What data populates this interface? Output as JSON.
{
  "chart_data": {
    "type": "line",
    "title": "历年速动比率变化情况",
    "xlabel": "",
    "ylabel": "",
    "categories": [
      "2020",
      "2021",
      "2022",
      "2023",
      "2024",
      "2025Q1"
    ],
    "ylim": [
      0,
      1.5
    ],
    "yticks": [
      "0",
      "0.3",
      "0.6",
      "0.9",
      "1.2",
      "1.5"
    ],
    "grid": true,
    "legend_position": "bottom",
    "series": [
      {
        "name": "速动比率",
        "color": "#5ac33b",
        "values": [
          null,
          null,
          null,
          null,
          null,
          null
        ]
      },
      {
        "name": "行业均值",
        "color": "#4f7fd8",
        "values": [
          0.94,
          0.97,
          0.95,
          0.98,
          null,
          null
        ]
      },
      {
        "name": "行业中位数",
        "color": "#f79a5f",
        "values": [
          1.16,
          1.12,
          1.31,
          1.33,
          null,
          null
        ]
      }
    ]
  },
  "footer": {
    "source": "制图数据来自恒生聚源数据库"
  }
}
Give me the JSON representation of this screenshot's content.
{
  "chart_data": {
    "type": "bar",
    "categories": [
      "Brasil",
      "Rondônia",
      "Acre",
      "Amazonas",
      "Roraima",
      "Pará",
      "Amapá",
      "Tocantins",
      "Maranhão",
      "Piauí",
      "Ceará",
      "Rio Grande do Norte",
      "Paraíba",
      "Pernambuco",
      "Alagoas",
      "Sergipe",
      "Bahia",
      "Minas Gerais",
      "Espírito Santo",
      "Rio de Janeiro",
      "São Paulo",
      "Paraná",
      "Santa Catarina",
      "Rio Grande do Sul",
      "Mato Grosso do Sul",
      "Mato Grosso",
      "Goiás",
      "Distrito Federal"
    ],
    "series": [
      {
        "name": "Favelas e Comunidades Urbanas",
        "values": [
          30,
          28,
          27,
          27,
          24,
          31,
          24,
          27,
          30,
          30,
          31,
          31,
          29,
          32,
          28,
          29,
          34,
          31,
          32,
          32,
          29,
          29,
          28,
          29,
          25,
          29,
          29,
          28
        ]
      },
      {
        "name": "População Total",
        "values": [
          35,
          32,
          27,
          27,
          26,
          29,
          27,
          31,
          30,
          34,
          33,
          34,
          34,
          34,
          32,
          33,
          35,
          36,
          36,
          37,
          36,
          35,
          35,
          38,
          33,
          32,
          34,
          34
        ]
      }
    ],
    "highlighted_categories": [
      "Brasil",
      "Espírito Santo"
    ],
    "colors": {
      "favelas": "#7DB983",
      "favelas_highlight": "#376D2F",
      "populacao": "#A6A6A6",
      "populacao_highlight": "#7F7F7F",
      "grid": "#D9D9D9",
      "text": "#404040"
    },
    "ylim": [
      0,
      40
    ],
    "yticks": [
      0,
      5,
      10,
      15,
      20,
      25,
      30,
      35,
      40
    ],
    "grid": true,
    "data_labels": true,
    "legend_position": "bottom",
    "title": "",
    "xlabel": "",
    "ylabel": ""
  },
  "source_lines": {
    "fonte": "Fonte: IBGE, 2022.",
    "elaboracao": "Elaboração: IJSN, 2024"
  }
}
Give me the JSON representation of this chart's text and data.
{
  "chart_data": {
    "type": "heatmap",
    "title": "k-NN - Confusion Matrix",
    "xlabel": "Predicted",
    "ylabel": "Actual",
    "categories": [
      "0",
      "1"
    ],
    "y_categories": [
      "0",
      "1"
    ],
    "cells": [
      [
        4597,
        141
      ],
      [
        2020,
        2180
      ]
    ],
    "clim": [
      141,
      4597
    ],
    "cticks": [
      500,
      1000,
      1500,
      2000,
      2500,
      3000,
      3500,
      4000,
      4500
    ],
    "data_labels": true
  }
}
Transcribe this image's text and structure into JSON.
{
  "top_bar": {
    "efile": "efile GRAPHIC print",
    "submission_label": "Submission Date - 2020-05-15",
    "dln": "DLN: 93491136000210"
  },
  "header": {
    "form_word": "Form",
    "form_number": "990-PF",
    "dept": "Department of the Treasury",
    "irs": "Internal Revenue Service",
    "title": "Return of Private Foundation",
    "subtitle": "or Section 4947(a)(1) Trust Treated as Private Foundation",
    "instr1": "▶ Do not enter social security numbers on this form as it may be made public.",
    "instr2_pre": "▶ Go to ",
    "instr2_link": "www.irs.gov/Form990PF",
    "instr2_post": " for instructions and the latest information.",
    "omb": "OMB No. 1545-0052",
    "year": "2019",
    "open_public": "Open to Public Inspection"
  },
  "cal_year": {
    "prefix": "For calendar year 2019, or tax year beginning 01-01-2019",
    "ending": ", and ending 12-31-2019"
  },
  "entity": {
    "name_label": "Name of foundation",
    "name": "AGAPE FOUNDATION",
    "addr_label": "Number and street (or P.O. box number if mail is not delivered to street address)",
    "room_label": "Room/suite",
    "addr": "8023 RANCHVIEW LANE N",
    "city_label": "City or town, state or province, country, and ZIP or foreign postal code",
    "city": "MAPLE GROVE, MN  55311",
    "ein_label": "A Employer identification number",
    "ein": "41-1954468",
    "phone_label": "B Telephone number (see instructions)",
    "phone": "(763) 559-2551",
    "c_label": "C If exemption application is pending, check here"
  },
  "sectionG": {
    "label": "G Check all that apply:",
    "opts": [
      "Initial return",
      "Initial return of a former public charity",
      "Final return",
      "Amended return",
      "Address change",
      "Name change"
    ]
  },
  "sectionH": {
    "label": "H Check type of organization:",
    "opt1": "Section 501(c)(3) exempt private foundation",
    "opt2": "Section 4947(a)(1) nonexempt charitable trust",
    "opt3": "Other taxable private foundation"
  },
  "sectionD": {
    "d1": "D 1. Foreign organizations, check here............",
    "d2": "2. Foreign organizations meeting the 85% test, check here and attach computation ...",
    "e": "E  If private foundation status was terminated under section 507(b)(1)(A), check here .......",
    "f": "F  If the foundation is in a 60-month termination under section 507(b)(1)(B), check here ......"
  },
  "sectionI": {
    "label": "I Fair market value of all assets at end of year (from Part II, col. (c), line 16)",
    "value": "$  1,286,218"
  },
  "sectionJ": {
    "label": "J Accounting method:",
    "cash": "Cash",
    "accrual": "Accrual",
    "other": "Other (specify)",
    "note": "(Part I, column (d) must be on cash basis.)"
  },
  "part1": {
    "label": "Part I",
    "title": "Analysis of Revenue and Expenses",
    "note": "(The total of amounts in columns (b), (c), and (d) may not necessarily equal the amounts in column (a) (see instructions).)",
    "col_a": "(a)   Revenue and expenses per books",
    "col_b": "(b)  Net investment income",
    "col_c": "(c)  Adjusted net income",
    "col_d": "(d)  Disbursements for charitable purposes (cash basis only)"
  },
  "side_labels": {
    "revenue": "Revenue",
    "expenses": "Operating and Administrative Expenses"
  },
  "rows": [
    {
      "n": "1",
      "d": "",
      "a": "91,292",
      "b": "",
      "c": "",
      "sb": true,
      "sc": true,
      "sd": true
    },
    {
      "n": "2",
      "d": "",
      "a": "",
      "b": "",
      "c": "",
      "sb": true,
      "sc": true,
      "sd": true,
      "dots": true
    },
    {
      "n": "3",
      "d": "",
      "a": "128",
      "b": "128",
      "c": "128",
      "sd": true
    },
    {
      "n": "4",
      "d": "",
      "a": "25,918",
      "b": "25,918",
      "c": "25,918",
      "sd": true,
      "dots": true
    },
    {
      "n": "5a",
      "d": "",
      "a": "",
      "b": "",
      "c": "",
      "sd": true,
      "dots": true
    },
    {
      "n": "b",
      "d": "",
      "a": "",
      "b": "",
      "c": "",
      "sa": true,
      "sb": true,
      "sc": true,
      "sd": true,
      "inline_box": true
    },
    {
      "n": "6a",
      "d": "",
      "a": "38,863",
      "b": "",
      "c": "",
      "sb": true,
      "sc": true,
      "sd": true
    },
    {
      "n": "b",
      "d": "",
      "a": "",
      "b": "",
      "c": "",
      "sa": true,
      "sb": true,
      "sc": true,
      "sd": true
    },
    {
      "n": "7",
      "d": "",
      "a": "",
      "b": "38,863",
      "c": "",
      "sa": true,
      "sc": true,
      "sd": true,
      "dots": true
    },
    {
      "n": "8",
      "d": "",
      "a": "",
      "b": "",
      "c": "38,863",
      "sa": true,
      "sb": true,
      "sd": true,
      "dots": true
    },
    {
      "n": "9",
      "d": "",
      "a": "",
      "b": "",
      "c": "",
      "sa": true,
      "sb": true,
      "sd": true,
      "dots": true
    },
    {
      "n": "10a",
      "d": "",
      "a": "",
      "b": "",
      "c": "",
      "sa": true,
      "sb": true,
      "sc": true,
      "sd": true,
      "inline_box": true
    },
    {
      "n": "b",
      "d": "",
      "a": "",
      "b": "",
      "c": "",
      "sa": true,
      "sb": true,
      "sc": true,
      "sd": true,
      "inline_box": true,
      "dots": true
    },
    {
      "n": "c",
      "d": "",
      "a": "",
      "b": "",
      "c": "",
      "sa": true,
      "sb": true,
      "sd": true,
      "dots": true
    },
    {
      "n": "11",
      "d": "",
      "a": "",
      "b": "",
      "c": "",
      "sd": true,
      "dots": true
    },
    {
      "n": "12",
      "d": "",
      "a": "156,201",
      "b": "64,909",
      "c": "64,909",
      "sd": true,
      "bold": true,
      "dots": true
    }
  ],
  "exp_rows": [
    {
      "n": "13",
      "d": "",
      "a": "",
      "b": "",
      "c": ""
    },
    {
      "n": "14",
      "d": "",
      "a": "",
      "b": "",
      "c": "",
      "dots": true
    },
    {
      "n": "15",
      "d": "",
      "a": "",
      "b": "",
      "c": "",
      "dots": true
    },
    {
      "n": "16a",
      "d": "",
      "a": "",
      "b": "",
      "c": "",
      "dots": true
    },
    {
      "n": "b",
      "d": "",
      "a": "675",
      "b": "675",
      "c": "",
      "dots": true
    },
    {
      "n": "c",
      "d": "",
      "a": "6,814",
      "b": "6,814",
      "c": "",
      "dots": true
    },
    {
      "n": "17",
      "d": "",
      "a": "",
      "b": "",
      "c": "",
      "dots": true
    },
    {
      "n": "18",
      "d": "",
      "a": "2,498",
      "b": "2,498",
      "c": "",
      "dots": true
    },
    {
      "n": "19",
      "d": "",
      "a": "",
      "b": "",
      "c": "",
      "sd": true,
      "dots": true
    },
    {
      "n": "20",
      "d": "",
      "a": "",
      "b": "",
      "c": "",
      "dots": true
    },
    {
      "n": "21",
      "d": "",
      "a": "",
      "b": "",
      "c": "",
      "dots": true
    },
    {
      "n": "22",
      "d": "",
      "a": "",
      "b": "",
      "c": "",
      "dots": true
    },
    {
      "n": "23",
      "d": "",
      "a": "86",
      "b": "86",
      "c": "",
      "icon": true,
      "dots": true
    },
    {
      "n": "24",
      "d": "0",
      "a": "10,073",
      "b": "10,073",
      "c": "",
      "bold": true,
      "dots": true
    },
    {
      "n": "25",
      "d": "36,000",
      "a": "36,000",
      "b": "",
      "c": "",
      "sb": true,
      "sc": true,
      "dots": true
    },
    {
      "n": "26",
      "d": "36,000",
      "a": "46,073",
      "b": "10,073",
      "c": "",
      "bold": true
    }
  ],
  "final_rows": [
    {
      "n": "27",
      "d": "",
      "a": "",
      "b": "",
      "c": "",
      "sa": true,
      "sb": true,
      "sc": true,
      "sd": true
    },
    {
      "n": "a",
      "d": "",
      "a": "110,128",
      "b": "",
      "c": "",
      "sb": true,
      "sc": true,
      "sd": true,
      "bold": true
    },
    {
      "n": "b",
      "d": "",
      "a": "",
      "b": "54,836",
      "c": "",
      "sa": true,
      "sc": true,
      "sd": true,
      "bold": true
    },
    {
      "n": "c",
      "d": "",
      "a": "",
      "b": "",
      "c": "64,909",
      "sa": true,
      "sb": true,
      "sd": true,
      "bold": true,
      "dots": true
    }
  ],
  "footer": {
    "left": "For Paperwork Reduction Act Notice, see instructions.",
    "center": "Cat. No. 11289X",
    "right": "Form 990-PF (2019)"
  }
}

######

__GIVEN PROBLEM__
Each line of the data that includes the word "instructions" counts once; report the total and nothing more.

__CORRECT ANSWER__
4